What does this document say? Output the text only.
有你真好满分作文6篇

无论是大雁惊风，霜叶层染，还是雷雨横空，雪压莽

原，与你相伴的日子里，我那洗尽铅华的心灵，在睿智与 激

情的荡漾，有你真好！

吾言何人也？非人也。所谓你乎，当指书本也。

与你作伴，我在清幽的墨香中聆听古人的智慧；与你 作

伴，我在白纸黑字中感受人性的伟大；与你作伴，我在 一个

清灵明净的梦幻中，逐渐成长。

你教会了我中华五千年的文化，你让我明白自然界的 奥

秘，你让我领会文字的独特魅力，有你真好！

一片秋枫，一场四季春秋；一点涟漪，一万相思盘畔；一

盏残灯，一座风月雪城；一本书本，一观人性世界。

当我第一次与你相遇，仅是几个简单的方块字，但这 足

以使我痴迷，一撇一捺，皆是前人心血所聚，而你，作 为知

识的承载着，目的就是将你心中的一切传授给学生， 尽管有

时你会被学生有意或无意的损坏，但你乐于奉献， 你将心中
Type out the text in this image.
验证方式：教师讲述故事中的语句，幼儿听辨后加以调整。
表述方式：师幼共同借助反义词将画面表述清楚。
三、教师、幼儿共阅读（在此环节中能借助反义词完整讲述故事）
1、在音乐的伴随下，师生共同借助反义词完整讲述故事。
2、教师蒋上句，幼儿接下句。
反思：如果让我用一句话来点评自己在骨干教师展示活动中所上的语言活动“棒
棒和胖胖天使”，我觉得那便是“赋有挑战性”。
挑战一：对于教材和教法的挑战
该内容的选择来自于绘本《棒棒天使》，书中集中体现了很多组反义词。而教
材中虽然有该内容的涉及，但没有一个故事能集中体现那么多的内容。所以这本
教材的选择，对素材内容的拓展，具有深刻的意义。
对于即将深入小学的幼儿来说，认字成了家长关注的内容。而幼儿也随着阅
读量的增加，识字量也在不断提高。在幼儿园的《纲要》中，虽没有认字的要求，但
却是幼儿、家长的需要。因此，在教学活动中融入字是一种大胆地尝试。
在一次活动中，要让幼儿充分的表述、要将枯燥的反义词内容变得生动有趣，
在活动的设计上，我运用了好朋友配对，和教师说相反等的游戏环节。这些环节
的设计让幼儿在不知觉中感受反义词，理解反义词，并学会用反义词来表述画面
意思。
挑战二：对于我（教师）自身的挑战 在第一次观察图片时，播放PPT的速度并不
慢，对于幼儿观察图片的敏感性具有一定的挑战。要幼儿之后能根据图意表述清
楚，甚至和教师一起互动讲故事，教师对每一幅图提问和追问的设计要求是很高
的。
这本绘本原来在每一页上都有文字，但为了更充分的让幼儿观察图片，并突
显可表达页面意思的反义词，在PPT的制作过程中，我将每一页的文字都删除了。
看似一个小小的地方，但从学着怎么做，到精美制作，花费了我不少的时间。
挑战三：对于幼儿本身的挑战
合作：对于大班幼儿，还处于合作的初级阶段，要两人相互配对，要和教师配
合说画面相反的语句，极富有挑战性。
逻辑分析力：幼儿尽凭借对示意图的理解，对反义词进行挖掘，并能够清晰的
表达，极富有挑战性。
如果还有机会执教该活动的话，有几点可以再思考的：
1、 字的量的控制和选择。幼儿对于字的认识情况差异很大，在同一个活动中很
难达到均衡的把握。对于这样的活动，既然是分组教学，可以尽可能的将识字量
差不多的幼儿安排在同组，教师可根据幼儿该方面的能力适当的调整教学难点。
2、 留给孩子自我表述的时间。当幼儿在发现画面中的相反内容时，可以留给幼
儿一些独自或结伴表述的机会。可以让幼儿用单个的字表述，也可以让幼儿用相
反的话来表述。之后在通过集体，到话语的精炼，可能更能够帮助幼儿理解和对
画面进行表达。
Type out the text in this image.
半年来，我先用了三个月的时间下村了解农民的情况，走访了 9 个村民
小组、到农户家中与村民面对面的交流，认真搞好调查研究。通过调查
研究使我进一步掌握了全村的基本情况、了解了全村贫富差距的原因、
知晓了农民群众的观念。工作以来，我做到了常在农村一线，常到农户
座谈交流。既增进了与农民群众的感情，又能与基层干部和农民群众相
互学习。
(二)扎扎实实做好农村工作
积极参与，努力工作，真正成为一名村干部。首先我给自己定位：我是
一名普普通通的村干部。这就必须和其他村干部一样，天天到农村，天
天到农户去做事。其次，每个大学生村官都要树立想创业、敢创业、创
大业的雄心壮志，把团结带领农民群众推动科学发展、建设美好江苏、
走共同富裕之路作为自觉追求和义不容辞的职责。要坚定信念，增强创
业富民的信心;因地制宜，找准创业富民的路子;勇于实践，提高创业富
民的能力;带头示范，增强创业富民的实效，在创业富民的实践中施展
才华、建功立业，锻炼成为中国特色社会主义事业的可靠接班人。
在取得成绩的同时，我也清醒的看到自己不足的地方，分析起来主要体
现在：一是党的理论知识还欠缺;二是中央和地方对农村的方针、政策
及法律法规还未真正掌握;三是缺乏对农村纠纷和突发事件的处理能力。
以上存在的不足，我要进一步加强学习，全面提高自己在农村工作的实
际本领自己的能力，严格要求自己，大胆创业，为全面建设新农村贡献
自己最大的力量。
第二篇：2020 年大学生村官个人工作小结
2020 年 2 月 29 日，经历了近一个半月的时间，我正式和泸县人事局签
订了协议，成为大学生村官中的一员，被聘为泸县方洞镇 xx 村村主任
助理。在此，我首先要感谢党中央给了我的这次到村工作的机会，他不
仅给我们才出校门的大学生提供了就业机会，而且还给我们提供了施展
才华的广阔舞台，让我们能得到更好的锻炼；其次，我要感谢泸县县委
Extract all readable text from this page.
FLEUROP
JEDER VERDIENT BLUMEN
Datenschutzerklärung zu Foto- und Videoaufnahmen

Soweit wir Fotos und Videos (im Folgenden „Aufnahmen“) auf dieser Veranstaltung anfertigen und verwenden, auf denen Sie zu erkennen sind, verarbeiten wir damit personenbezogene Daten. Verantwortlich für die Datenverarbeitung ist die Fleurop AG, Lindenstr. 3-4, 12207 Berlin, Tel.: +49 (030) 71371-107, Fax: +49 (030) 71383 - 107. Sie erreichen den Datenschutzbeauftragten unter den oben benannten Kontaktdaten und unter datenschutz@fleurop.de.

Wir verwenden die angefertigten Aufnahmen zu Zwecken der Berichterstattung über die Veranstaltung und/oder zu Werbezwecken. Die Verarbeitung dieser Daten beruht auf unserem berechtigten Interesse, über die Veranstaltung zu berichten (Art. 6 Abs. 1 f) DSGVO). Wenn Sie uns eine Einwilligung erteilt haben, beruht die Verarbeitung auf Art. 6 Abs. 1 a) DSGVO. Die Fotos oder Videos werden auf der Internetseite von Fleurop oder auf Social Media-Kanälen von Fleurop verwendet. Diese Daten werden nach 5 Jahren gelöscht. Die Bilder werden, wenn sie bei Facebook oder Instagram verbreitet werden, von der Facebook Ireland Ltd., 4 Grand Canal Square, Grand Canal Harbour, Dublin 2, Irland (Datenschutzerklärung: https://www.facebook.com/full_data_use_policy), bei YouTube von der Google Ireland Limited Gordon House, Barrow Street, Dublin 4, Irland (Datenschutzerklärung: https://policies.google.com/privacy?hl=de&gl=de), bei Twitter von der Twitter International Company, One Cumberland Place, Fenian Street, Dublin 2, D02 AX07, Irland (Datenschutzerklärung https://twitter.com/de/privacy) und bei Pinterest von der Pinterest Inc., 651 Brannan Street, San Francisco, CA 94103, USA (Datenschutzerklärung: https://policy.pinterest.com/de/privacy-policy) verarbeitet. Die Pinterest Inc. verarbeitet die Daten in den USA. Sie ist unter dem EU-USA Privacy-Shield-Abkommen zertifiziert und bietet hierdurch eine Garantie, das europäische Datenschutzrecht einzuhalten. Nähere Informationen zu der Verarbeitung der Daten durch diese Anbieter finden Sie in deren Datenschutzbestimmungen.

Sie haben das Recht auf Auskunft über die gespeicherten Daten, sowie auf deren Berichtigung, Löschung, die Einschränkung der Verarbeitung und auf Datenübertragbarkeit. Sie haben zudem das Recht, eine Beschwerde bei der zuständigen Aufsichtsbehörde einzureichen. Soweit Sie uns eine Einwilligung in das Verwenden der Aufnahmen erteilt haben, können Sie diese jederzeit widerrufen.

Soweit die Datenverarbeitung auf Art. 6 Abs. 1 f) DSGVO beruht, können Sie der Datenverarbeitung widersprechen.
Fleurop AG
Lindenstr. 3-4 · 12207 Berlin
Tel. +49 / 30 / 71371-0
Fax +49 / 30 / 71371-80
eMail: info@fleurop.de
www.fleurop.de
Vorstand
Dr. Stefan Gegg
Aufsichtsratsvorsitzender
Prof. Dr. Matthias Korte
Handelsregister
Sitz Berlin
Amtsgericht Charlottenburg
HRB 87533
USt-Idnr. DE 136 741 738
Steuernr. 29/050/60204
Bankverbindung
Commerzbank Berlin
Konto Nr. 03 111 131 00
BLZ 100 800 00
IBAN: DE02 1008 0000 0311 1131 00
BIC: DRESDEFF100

⁂

THE TASK => Your answer should be one number: how many lines of the listing include the word "Lindenstr".

RESULT FOR THIS TASK => 2